# gravely snow blower



## craftsman-man (Mar 21, 2004)

i just got a gravely 8179-g tractor for free with a 48"snow blower, and a 50"mower deck. the blower is missing thelift link that goes for the blower to the hydro piston. the blower has this steel rod with a plate welded to it with a pin that secuses it to the blower and pivots. the pistion just has aplate with some holes. i think the link is like a piece of pipe that slides over the rod and has a clevis on the other side that hooks up to the piston. and picturesor ideas are welcome. 


thanks mike-


----------



## bontai Joe (Sep 16, 2003)

I hope you said a BIG thank you to whoever gave you the tractro. That Gravely depending on condition is worth well over $1000 with the deck and blower. Congratulations!!


----------



## craftsman-man (Mar 21, 2004)

Objective - Rewrite the snow blower thread from "i just got a" to "ideas are welcome.", changing "snow blower" to "snow thrower". The data plays no role in this.

Available data -
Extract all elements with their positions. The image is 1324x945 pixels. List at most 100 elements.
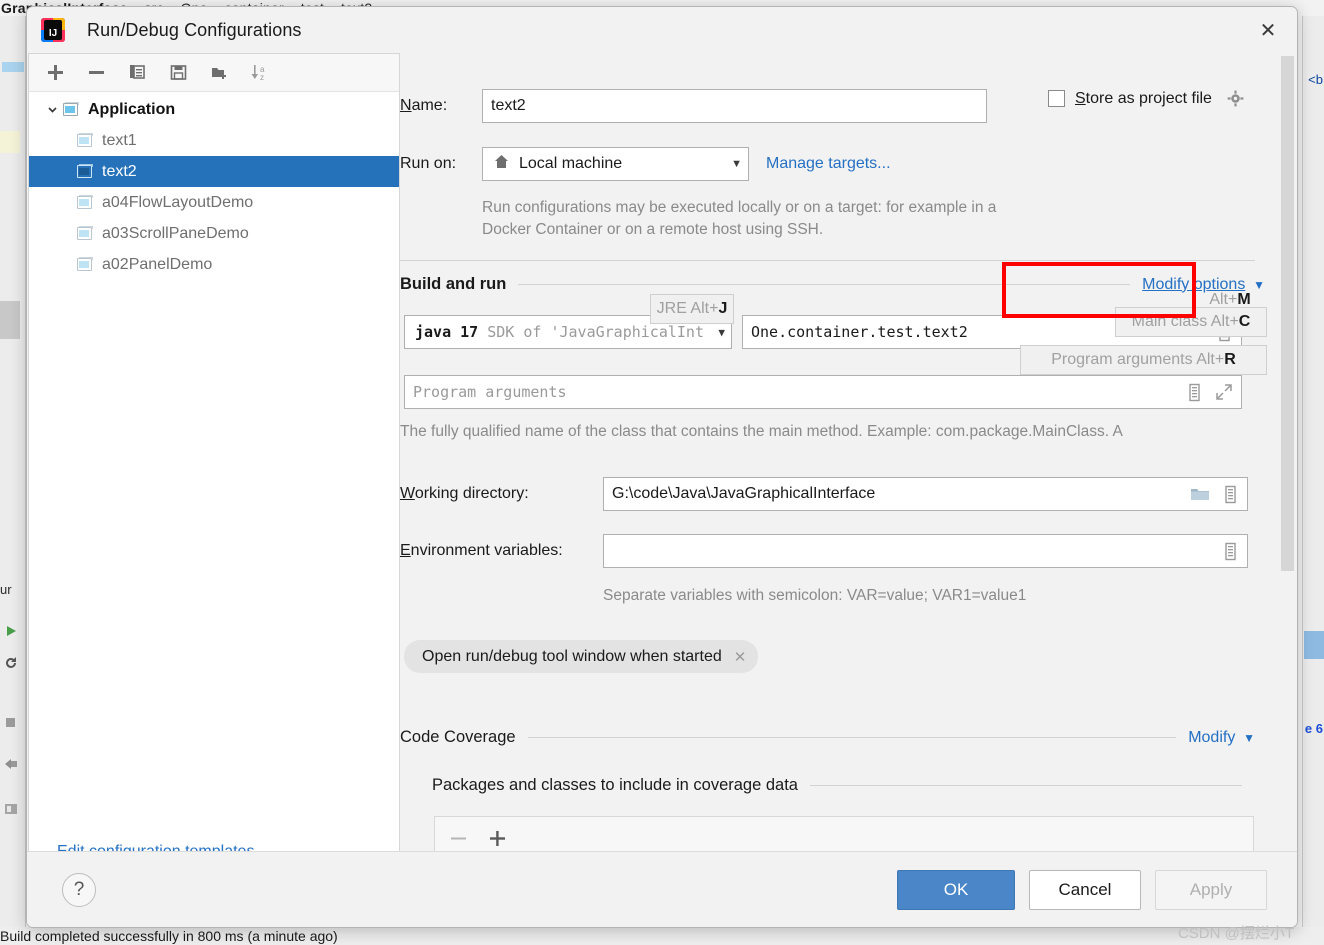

Finished task -
i just got a gravely 8179-g tractor for free with a 48"snow thrower, and a 50"mower deck. the blower is missing thelift link that goes for the blower to the hydro piston. the blower has this steel rod with a plate welded to it with a pin that secuses it to the blower and pivots. the pistion just has aplate with some holes. i think the link is like a piece of pipe that slides over the rod and has a clevis on the other side that hooks up to the piston. and picturesor ideas are welcome.